Would you pull out every line of the material that contains the string "received"?

LISTED RECORDS:
______________________________

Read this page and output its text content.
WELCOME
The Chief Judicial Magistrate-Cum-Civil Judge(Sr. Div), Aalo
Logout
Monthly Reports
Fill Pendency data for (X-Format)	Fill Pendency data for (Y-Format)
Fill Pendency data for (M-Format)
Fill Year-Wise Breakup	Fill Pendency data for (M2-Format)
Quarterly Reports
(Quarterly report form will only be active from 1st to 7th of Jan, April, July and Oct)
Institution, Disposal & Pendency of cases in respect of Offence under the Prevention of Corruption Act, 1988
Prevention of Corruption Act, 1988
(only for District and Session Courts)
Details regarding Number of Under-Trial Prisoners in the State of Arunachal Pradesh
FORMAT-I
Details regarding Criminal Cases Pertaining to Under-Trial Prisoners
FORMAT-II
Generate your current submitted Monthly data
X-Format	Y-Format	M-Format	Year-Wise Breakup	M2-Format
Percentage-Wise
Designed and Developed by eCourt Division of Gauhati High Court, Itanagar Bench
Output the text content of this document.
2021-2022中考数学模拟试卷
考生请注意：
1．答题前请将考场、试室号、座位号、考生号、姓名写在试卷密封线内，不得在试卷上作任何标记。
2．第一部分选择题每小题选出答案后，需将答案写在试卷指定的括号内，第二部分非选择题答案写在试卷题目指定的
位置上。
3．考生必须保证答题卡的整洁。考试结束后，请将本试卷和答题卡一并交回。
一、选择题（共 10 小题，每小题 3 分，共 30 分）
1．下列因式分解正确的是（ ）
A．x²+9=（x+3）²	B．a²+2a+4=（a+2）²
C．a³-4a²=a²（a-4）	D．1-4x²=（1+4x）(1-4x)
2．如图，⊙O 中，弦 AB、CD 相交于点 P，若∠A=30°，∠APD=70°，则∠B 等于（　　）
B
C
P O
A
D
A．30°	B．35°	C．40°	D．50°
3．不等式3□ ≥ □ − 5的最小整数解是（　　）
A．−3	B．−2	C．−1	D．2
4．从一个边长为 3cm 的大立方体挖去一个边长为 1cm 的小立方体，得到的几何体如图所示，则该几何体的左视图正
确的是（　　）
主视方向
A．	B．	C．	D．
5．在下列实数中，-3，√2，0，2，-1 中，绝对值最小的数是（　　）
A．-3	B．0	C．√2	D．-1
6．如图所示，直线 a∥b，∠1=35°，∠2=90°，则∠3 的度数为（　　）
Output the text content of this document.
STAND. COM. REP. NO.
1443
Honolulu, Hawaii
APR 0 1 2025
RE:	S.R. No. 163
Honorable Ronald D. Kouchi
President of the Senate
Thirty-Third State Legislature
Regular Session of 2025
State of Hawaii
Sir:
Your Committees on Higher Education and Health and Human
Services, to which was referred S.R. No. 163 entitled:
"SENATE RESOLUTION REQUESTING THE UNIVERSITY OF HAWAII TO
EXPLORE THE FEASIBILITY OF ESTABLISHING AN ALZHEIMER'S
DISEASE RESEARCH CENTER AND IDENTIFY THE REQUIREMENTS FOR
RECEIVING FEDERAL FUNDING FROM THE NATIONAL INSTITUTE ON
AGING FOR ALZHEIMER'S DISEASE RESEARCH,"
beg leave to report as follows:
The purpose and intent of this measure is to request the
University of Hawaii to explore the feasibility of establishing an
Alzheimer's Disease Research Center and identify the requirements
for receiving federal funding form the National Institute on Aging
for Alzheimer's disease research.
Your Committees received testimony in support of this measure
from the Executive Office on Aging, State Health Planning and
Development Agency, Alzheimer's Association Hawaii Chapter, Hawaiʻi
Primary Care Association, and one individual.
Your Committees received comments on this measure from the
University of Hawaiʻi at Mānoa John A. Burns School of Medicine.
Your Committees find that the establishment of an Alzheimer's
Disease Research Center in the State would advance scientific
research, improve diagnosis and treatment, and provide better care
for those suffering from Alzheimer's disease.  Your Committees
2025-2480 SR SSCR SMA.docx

______________________________

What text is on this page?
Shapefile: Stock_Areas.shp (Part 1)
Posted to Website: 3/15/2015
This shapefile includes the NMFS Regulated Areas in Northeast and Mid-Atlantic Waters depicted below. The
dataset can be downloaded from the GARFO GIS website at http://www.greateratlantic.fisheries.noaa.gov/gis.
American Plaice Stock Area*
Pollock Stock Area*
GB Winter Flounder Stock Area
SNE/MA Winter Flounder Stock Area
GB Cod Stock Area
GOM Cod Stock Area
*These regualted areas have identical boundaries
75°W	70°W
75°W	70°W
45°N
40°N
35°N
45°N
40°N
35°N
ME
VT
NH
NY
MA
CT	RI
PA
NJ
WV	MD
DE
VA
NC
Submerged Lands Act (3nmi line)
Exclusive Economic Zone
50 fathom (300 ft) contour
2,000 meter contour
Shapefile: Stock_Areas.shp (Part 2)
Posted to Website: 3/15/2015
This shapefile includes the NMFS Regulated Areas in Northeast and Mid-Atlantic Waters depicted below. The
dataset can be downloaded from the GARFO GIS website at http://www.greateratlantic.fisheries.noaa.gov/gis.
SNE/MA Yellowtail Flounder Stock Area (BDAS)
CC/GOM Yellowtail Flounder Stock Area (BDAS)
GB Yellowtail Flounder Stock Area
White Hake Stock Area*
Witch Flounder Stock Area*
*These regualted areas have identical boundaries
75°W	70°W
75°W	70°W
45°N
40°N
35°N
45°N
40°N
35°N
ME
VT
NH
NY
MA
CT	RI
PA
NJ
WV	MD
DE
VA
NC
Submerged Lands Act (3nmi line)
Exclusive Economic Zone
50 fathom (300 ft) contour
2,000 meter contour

______________________________

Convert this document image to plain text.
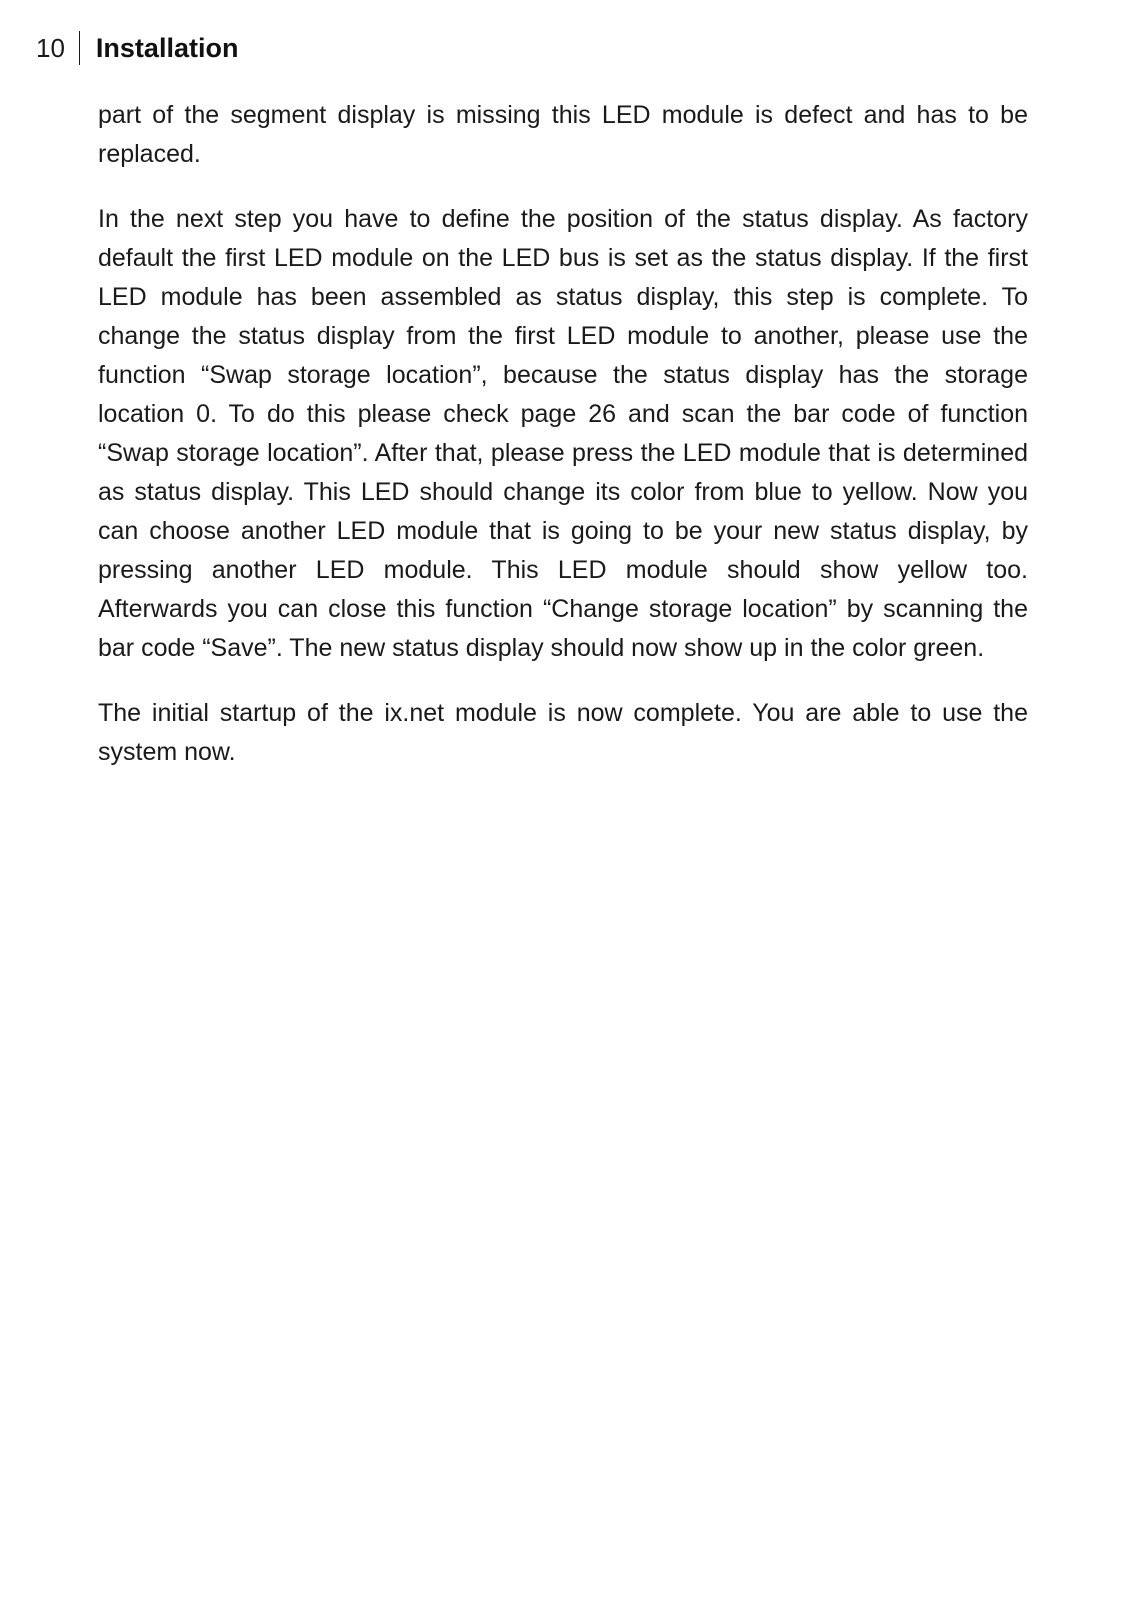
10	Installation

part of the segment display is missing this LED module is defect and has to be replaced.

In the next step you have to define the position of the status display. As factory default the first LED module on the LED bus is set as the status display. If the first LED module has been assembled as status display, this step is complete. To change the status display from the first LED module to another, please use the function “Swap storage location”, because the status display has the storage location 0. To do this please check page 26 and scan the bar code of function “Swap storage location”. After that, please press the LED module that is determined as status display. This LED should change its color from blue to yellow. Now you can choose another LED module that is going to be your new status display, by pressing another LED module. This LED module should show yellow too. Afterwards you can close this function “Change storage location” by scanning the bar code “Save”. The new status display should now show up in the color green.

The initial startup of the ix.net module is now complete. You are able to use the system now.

______________________________

WRITTEN RESPONSE:
Your Committees received testimony in support of this measure
Your Committees received comments on this measure from the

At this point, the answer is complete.